The task
For the listing below, give the number of lines in which "ylabel" occurs. Add nothing.

Excerpted records
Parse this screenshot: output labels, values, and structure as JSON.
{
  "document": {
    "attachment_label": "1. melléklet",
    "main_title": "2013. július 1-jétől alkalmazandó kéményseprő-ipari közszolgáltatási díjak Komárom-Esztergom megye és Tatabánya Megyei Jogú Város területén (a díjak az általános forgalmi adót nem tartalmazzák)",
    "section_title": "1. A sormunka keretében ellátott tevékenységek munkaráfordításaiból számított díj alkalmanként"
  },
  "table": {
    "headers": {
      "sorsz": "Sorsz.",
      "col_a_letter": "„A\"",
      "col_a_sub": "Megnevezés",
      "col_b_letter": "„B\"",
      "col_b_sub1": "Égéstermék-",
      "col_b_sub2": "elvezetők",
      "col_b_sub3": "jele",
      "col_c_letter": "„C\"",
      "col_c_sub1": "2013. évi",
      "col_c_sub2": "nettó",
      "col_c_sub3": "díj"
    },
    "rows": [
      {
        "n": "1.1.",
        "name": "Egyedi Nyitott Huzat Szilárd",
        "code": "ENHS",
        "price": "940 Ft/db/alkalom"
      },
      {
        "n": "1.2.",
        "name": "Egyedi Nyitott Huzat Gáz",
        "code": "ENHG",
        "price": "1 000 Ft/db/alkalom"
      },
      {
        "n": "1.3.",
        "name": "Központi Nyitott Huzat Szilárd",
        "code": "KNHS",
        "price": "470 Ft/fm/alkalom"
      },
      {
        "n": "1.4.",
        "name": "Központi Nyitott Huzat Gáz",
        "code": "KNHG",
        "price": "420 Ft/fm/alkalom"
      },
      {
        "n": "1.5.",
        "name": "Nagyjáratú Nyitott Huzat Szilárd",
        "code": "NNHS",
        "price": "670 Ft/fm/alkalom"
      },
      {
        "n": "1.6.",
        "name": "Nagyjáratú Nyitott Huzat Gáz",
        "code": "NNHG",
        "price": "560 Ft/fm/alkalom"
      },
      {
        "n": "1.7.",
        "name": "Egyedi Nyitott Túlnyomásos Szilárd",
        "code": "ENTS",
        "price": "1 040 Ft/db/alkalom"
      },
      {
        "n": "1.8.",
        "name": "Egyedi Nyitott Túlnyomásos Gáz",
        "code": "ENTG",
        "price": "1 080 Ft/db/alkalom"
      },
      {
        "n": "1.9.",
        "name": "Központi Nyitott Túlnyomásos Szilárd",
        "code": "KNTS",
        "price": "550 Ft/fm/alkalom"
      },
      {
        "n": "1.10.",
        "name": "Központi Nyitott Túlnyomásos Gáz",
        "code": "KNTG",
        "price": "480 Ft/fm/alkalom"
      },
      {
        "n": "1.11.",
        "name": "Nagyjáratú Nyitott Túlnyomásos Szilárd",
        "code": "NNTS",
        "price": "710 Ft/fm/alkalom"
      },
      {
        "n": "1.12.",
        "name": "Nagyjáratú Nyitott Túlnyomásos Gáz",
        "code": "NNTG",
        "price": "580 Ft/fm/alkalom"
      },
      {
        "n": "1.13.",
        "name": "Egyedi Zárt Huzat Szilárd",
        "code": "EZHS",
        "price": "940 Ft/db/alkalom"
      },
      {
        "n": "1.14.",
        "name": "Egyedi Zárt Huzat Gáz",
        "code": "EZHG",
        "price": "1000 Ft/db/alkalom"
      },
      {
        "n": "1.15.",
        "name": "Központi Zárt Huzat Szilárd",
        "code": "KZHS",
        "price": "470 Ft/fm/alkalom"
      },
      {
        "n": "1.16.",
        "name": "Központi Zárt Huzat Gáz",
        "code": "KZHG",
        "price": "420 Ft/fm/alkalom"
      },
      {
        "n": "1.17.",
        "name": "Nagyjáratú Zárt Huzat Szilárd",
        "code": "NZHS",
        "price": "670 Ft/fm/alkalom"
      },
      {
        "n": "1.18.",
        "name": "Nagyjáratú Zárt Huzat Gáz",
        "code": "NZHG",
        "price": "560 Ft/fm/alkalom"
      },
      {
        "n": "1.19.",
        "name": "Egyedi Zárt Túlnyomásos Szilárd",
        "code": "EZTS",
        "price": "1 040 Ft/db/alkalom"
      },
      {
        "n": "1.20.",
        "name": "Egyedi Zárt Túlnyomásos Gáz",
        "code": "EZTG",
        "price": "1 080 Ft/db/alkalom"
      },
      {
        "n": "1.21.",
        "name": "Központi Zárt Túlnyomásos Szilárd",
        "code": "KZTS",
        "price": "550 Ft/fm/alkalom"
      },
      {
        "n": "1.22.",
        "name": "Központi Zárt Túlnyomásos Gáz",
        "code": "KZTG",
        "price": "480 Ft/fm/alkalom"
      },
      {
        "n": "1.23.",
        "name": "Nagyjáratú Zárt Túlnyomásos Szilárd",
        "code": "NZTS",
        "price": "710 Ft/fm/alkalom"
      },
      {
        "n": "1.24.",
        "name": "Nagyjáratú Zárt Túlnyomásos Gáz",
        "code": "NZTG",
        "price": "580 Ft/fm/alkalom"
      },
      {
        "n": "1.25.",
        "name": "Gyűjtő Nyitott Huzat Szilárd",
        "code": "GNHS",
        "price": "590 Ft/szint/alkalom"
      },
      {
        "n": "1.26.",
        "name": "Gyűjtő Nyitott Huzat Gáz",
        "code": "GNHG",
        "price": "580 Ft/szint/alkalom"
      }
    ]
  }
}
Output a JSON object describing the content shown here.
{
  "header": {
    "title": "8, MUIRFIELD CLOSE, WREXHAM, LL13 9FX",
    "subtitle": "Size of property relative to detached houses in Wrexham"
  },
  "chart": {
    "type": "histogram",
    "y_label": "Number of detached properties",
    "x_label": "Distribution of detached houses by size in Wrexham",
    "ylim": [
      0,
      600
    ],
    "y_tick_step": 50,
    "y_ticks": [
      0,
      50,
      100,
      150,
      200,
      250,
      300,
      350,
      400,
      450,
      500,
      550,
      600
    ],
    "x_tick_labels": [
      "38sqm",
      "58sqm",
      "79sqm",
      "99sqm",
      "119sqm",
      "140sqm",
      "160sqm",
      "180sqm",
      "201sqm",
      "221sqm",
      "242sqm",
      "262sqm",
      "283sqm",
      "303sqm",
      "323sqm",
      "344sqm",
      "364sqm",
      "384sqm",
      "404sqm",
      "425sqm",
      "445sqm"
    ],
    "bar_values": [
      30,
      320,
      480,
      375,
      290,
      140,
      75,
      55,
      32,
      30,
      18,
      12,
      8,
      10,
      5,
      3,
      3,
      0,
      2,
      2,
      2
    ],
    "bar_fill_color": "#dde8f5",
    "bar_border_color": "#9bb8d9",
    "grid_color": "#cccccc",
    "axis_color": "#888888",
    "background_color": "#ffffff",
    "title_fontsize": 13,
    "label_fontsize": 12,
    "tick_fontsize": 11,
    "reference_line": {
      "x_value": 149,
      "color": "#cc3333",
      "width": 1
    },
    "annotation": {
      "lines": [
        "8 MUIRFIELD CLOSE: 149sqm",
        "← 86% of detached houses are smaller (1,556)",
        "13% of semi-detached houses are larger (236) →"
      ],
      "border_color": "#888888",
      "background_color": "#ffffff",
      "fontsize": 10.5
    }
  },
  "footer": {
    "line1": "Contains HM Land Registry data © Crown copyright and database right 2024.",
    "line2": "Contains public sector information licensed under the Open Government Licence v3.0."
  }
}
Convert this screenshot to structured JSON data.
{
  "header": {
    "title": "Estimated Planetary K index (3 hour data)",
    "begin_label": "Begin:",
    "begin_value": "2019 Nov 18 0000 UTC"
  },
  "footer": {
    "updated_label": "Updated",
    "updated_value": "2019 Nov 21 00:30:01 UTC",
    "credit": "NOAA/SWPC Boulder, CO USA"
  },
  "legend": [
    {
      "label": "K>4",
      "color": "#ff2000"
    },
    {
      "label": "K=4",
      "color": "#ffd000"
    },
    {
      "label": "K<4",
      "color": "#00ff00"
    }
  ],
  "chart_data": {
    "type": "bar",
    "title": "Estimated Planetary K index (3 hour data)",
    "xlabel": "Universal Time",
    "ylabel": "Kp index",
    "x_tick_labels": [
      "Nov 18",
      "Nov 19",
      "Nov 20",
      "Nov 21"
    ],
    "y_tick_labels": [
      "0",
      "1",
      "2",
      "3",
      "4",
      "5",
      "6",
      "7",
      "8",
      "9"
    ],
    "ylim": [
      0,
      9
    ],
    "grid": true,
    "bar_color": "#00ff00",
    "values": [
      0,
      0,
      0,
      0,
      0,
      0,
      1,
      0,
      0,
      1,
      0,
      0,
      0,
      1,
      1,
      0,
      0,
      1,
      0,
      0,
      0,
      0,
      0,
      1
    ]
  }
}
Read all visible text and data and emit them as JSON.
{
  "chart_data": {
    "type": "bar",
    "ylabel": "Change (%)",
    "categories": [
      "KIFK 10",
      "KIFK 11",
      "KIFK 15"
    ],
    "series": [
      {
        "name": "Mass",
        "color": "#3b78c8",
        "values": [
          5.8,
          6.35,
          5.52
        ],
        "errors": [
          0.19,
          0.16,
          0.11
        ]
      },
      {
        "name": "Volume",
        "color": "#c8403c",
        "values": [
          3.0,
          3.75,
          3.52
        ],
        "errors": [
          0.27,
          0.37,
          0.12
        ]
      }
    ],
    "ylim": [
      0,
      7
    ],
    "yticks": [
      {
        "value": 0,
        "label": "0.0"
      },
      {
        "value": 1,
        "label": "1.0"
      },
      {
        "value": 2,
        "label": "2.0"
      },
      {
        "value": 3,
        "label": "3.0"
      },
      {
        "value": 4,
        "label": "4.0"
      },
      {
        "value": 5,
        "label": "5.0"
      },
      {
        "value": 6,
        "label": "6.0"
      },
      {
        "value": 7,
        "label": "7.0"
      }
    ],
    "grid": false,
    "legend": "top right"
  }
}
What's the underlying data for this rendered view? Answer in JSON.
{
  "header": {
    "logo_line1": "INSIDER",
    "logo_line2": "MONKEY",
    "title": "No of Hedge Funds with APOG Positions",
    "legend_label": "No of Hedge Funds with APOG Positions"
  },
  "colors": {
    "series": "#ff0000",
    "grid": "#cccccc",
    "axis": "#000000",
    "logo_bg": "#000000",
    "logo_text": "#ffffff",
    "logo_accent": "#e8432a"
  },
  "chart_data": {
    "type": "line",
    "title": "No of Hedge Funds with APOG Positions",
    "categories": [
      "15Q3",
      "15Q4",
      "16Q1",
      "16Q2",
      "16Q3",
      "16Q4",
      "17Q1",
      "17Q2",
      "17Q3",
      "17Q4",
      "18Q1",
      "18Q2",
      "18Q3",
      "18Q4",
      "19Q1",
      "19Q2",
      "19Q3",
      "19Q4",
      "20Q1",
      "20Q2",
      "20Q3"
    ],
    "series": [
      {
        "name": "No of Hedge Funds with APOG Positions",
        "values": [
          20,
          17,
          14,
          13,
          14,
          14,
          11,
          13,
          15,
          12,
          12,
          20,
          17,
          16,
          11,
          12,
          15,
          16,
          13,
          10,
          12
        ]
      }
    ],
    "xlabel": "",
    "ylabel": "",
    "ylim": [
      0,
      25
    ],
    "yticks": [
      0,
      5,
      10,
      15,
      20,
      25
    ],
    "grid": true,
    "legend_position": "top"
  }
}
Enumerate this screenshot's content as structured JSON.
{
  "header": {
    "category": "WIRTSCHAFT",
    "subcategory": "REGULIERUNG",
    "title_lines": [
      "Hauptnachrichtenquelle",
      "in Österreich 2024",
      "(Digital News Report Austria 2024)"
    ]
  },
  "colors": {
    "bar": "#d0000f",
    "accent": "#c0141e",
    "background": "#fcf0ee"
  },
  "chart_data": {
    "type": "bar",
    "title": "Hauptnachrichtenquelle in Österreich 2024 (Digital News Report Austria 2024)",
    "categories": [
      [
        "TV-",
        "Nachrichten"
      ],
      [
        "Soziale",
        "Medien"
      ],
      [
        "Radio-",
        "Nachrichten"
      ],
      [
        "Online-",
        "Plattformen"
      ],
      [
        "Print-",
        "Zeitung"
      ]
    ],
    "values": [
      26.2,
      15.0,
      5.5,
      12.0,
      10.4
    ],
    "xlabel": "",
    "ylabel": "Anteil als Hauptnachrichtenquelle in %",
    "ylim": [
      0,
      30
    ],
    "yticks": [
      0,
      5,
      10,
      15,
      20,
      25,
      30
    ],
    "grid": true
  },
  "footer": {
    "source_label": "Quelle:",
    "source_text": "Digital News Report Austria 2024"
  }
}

Exercise output
4